Repeat each record below exactly, dropping the pictures.

START Dataset records

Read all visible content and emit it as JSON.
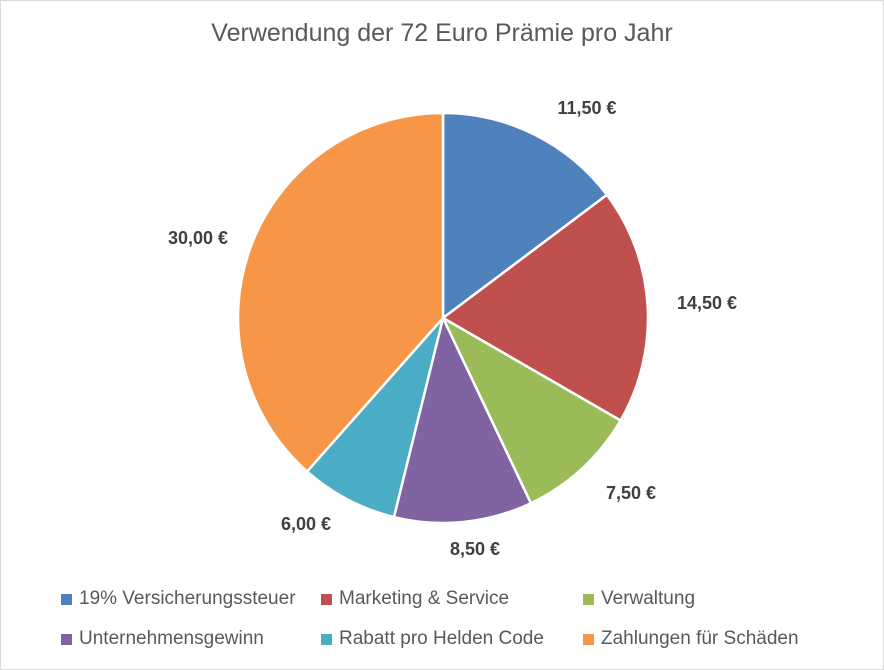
{
  "chart_data": {
    "type": "pie",
    "title": "Verwendung der 72 Euro Prämie pro Jahr",
    "start_angle_deg": 0,
    "direction": "clockwise",
    "legend_position": "bottom",
    "slices": [
      {
        "name": "19% Versicherungssteuer",
        "value": 11.5,
        "label": "11,50 €",
        "color": "#4f81bd"
      },
      {
        "name": "Marketing & Service",
        "value": 14.5,
        "label": "14,50 €",
        "color": "#c0504d"
      },
      {
        "name": "Verwaltung",
        "value": 7.5,
        "label": "7,50 €",
        "color": "#9bbb59"
      },
      {
        "name": "Unternehmensgewinn",
        "value": 8.5,
        "label": "8,50 €",
        "color": "#8064a2"
      },
      {
        "name": "Rabatt pro Helden Code",
        "value": 6.0,
        "label": "6,00 €",
        "color": "#4bacc6"
      },
      {
        "name": "Zahlungen für Schäden",
        "value": 30.0,
        "label": "30,00 €",
        "color": "#f79646"
      }
    ]
  }
}
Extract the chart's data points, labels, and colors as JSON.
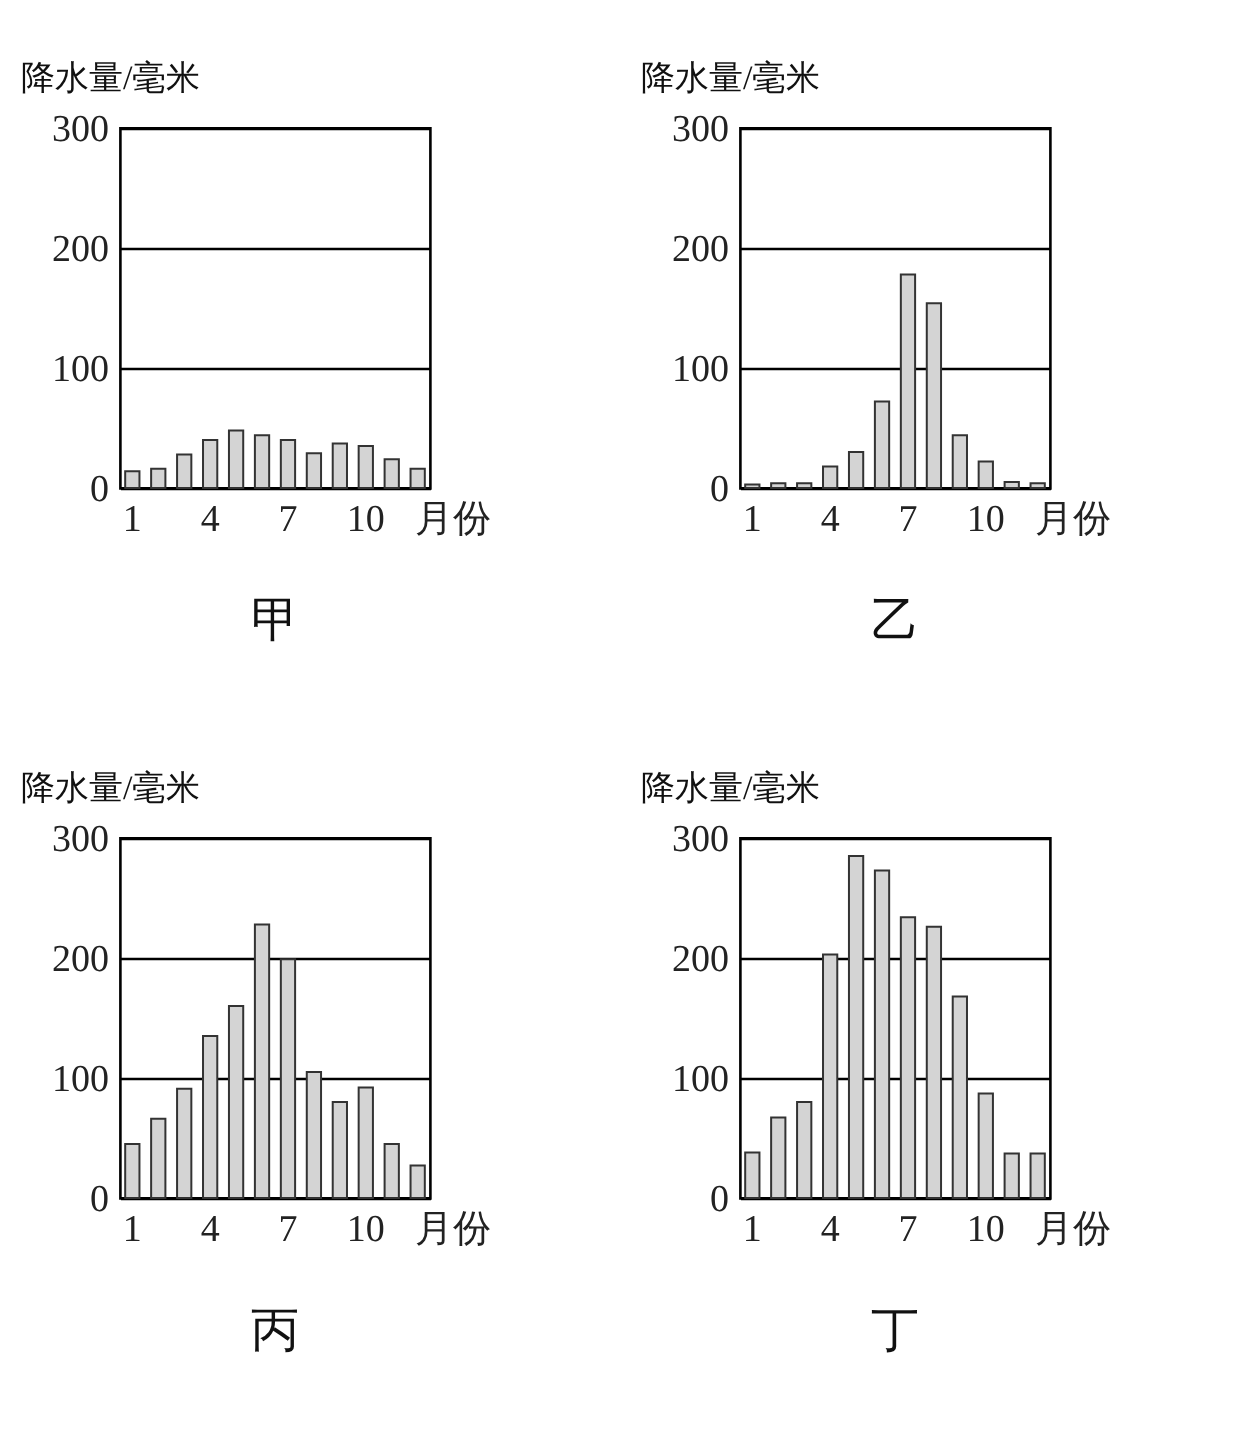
{
  "chart_data": [
    {
      "type": "bar",
      "title": "甲",
      "ylabel": "降水量/毫米",
      "xlabel": "月份",
      "categories": [
        "1",
        null,
        null,
        "4",
        null,
        null,
        "7",
        null,
        null,
        "10",
        null,
        null
      ],
      "values": [
        14,
        16,
        28,
        40,
        48,
        44,
        40,
        29,
        37,
        35,
        24,
        16
      ],
      "color": "#d4d4d4",
      "ylim": [
        0,
        300
      ],
      "yticks": [
        0,
        100,
        200,
        300
      ],
      "grid": "y"
    },
    {
      "type": "bar",
      "title": "乙",
      "ylabel": "降水量/毫米",
      "xlabel": "月份",
      "categories": [
        "1",
        null,
        null,
        "4",
        null,
        null,
        "7",
        null,
        null,
        "10",
        null,
        null
      ],
      "values": [
        3,
        4,
        4,
        18,
        30,
        72,
        178,
        154,
        44,
        22,
        5,
        4
      ],
      "color": "#d4d4d4",
      "ylim": [
        0,
        300
      ],
      "yticks": [
        0,
        100,
        200,
        300
      ],
      "grid": "y"
    },
    {
      "type": "bar",
      "title": "丙",
      "ylabel": "降水量/毫米",
      "xlabel": "月份",
      "categories": [
        "1",
        null,
        null,
        "4",
        null,
        null,
        "7",
        null,
        null,
        "10",
        null,
        null
      ],
      "values": [
        45,
        66,
        91,
        135,
        160,
        228,
        199,
        105,
        80,
        92,
        45,
        27
      ],
      "color": "#d4d4d4",
      "ylim": [
        0,
        300
      ],
      "yticks": [
        0,
        100,
        200,
        300
      ],
      "grid": "y"
    },
    {
      "type": "bar",
      "title": "丁",
      "ylabel": "降水量/毫米",
      "xlabel": "月份",
      "categories": [
        "1",
        null,
        null,
        "4",
        null,
        null,
        "7",
        null,
        null,
        "10",
        null,
        null
      ],
      "values": [
        38,
        67,
        80,
        203,
        285,
        273,
        234,
        226,
        168,
        87,
        37,
        37
      ],
      "color": "#d4d4d4",
      "ylim": [
        0,
        300
      ],
      "yticks": [
        0,
        100,
        200,
        300
      ],
      "grid": "y"
    }
  ]
}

END Dataset records

Response to this task:
Read all visible content and emit it as JSON.
{
  "chart_data": {
    "type": "pie",
    "title": "Verwendung der 72 Euro Prämie pro Jahr",
    "start_angle_deg": 0,
    "direction": "clockwise",
    "legend_position": "bottom",
    "slices": [
      {
        "name": "19% Versicherungssteuer",
        "value": 11.5,
        "label": "11,50 €",
        "color": "#4f81bd"
      },
      {
        "name": "Marketing & Service",
        "value": 14.5,
        "label": "14,50 €",
        "color": "#c0504d"
      },
      {
        "name": "Verwaltung",
        "value": 7.5,
        "label": "7,50 €",
        "color": "#9bbb59"
      },
      {
        "name": "Unternehmensgewinn",
        "value": 8.5,
        "label": "8,50 €",
        "color": "#8064a2"
      },
      {
        "name": "Rabatt pro Helden Code",
        "value": 6.0,
        "label": "6,00 €",
        "color": "#4bacc6"
      },
      {
        "name": "Zahlungen für Schäden",
        "value": 30.0,
        "label": "30,00 €",
        "color": "#f79646"
      }
    ]
  }
}
Extract the chart's data points, labels, and colors as JSON.
{
  "chart_data": [
    {
      "type": "bar",
      "title": "甲",
      "ylabel": "降水量/毫米",
      "xlabel": "月份",
      "categories": [
        "1",
        null,
        null,
        "4",
        null,
        null,
        "7",
        null,
        null,
        "10",
        null,
        null
      ],
      "values": [
        14,
        16,
        28,
        40,
        48,
        44,
        40,
        29,
        37,
        35,
        24,
        16
      ],
      "color": "#d4d4d4",
      "ylim": [
        0,
        300
      ],
      "yticks": [
        0,
        100,
        200,
        300
      ],
      "grid": "y"
    },
    {
      "type": "bar",
      "title": "乙",
      "ylabel": "降水量/毫米",
      "xlabel": "月份",
      "categories": [
        "1",
        null,
        null,
        "4",
        null,
        null,
        "7",
        null,
        null,
        "10",
        null,
        null
      ],
      "values": [
        3,
        4,
        4,
        18,
        30,
        72,
        178,
        154,
        44,
        22,
        5,
        4
      ],
      "color": "#d4d4d4",
      "ylim": [
        0,
        300
      ],
      "yticks": [
        0,
        100,
        200,
        300
      ],
      "grid": "y"
    },
    {
      "type": "bar",
      "title": "丙",
      "ylabel": "降水量/毫米",
      "xlabel": "月份",
      "categories": [
        "1",
        null,
        null,
        "4",
        null,
        null,
        "7",
        null,
        null,
        "10",
        null,
        null
      ],
      "values": [
        45,
        66,
        91,
        135,
        160,
        228,
        199,
        105,
        80,
        92,
        45,
        27
      ],
      "color": "#d4d4d4",
      "ylim": [
        0,
        300
      ],
      "yticks": [
        0,
        100,
        200,
        300
      ],
      "grid": "y"
    },
    {
      "type": "bar",
      "title": "丁",
      "ylabel": "降水量/毫米",
      "xlabel": "月份",
      "categories": [
        "1",
        null,
        null,
        "4",
        null,
        null,
        "7",
        null,
        null,
        "10",
        null,
        null
      ],
      "values": [
        38,
        67,
        80,
        203,
        285,
        273,
        234,
        226,
        168,
        87,
        37,
        37
      ],
      "color": "#d4d4d4",
      "ylim": [
        0,
        300
      ],
      "yticks": [
        0,
        100,
        200,
        300
      ],
      "grid": "y"
    }
  ]
}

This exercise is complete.